[Opening SELECTED EXCERPT section]
The Great Siege of Malta

This post is intended for use with the Malta Democracy walking tour and smart learning activities and was originally only available via the Aurasma AR trigger.

Categories: malta-democracy

The Great Siege of Malta, By Pen Lister. March 28, 2018. Categories: Malta DemocracyTags: malta

The Great Siege of Malta

Some images and video to reflect on in relation to the Great Siege, and it’s historical impact on modern Maltese democracy.

Images (WikiMedia Commons)

Jean de Valette-Antoine Favray. By Hamelin de Guettelet (Own work) CC BY-SA 3.0, via Wikimedia Commons

Sultán Solimán, Senate of Spain. Public domain, via Wikimedia Commons

Levée du siège de Malte assiégé par le général Ottoman Mustapha, en septembre 1565. Charles-Philippe Larivière. CC BY-SA 3.0 or GFDL, via Wikimedia Commons


The story of the Great Siege of Malta (No audio)

The 450 year anniversary of the Great Siege, in 2015

The Knights of St John commemorating the Great Siege of Malta of 1565, at Birgu - Citta Vittoriosa on the 6 September 2015. Published by YouTube user hermaron88, 7 Sep 2015


“Jean de Valette, Grand Master of the Knights of Malta, had a key influence in the victory against Ottomans with his example and his ability to encourage and hold together people as one man. This example had a major impact, bringing together the kings of Europe in an alliance against the previously seemingly invincible Ottomans; the result was the vast union of forces against Ottomans at the Battle of Lepanto seven years later. Such was the gratitude of Europe for the knights’ heroic defense that money soon began pouring into the island, allowing de Valette to construct a fortified city, Valletta, on Mt. Sciberras. His intent was to deny the position to any future enemies. De Valette himself died in 1568 after suffering a stroke while praying in a chapel.” from


The Great Siege Monument

(Published March 31, 2018)

The Great Siege Monument, Valletta

Some brief facts regarding the history of the monument to the Great Siege of Malta. The monument was originally located opposite the site of the old Auberge d’Auvergne, now theCourts of Justice building, but now stands adjacent to St John’s Co Cathedral on Republic Street in Valletta.


  • This monument is the work of the renowned Maltese sculptor Antonio Sciortino who worked on it during 1926 while in Rome.
  • It was inaugurated on 8 th May 1927.
[Closing SELECTED EXCERPT section]
[Opening DATA SHOWN section]
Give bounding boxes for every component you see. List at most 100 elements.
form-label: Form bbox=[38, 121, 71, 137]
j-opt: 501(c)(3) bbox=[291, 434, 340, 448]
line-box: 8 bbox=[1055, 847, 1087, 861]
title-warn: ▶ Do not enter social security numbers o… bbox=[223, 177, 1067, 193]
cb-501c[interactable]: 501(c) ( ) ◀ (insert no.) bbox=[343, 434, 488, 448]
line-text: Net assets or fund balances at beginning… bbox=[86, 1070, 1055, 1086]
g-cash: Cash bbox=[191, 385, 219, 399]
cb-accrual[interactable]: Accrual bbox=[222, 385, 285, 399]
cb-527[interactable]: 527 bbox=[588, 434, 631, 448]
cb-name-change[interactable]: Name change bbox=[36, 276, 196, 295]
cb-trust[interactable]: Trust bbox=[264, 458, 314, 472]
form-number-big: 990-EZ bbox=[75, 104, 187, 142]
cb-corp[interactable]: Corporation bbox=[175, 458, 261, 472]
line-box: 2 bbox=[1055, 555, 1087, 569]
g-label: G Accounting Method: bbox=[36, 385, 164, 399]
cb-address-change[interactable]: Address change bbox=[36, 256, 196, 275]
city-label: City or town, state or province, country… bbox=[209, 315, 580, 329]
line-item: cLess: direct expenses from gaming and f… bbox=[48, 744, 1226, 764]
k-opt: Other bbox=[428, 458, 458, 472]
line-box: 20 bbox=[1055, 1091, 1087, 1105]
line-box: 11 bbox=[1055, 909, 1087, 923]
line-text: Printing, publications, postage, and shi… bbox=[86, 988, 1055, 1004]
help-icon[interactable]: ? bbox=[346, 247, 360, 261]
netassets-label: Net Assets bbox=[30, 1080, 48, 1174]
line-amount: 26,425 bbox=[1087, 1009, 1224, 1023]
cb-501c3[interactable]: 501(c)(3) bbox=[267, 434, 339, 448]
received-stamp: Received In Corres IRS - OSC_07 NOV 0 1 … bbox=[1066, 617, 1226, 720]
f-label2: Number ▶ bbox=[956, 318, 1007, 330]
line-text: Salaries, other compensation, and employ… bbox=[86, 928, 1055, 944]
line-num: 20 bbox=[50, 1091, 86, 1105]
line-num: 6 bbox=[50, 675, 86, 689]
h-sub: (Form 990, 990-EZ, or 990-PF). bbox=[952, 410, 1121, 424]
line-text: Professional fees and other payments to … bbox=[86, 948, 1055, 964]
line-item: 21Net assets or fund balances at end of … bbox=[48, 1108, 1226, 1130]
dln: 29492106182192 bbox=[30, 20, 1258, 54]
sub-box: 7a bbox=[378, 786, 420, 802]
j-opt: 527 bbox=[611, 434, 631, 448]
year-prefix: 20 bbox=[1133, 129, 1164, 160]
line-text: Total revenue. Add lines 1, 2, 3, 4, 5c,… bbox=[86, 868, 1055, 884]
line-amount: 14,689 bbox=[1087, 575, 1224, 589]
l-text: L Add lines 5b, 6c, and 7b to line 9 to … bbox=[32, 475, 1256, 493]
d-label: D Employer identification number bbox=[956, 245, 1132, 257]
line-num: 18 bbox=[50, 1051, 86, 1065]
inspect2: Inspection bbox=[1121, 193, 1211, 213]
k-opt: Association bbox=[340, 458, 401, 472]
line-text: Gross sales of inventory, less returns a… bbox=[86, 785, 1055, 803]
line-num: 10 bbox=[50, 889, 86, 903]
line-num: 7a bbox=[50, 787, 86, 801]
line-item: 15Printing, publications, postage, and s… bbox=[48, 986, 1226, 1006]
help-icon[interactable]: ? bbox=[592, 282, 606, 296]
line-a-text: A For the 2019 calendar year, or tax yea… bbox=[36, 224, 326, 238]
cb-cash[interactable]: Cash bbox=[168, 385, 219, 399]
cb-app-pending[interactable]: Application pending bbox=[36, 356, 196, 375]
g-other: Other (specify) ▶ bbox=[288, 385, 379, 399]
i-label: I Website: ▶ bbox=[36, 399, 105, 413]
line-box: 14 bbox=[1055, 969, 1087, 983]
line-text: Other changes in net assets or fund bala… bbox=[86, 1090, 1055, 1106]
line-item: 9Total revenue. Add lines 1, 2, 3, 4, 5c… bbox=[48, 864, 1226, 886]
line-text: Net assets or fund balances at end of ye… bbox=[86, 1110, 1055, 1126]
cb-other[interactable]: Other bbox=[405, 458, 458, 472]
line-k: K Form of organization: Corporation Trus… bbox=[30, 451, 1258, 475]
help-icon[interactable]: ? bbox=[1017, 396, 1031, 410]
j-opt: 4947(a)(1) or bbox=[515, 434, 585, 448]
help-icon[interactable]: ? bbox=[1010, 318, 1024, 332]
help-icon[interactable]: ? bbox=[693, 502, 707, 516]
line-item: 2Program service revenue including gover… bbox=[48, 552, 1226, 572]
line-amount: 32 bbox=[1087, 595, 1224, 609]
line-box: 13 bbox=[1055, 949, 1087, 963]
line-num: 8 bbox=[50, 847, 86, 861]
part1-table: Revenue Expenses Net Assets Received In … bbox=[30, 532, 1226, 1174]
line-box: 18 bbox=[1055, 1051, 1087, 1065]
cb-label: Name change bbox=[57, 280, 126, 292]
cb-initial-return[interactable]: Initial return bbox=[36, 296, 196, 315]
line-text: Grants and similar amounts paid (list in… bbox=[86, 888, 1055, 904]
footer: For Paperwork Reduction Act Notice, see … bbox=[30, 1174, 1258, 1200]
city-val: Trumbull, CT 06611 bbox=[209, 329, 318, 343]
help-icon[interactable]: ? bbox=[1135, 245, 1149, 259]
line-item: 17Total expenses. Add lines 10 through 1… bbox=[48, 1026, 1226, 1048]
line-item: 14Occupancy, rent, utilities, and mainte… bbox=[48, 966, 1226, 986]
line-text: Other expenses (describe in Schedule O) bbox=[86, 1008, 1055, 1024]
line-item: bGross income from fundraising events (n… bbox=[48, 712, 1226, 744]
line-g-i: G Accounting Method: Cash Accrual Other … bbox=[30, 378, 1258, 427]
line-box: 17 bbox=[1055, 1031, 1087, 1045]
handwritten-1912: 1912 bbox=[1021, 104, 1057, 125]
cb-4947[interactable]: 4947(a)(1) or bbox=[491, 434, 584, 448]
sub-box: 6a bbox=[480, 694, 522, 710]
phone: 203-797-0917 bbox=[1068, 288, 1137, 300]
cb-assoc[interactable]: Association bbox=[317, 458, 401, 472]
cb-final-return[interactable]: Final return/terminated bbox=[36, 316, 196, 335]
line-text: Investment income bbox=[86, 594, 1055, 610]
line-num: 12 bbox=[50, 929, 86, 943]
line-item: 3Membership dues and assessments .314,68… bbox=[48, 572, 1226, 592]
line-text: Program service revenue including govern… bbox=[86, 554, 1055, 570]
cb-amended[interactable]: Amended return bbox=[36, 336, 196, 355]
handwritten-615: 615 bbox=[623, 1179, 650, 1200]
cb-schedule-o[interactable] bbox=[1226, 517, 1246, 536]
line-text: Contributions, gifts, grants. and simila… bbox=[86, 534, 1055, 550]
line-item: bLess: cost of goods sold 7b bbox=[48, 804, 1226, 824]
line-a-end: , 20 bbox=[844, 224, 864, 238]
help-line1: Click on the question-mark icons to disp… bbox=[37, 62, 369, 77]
[Closing DATA SHOWN section]
▶ **PROBLEM 1**: Give the title of each image that the Great Siege of Malta post credits to Wikimedia Commons.
▶ **PROBLEM 2**: Proceed with the Great Siege of Malta post, writing on from its final line.
The page segmentation lines play no part in the tasks.

▶ **ANSWER AREA 1**:
- Jean de Valette-Antoine Favray
- Sultán Solimán
- Levée du siège de Malte assiégé par le général Ottoman Mustapha, en septembre 1565

▶ **ANSWER AREA 2**:
  • During the inauguration, Chief Justice Arturo Mercieca delivered his speech in Italian, while the priest, philosopher and poet Anastasio Cuschieri delivered a speech in Maltese, both in the presence of the British Lieutenant-Governor, Sir Thomas Alexander Vans Best. This illustrated the language question and the political tension of the time.
  • In 2010 it was restored to addressed the effects of unfavourable atmospheric conditions, in particular the natural weathering process caused mainly by salt deposition, acidic bird droppings as well as past interventions.
  • Since October 2017, the monument has been used as a makeshift memorial to the murdered journalist Daphne Caruana Galizia


Auberge d’Auvergne (restored). By Unknown pre-1923 (British period photo) , via Wikimedia Commons

  • The monument originally faced Auberge d’Auvergne. Due to the extensive damage caused during WWII the remains of the original Auberge were removed and in the 60s the Courts of Justice were built on the same site.
  • It consists of three bronze figures, two females and a male in the middle.
  • These female figures are wearing flowing dresses as well as a band in their hair.
  • The central muscular male figure is wearing a three-pointed crown, half a suit of armour, holds a sword in his right hand which points down the centre of the monument and holds a shield with his left hand.
  • The monument is a work of Neoclassical sculpture which lacks ancient models focussing on figures from the Roman era.
  • The monument shows powerful simple lines which hint at Sciortino’s avant-garde style.
  • The positioning of the figures was inspired by Davide Calandra’s relief La Glorificazione della Dinastia Sabauda at the Palazzo Montecitorio in Rome.


  • This monument is also known as the ‘Monument to the Fallen of the Great Siege’.
  • The female figure on the left represents Faith and carries a papal tiara (a crown that was worn by popes of the Catholic Church) in her outstretched hand.
  • The female figure on the right represents Civilisation and carries a mask of Minerva, the Roman goddess of Wisdom.
  • The central male figure represents Fortitude or Valour.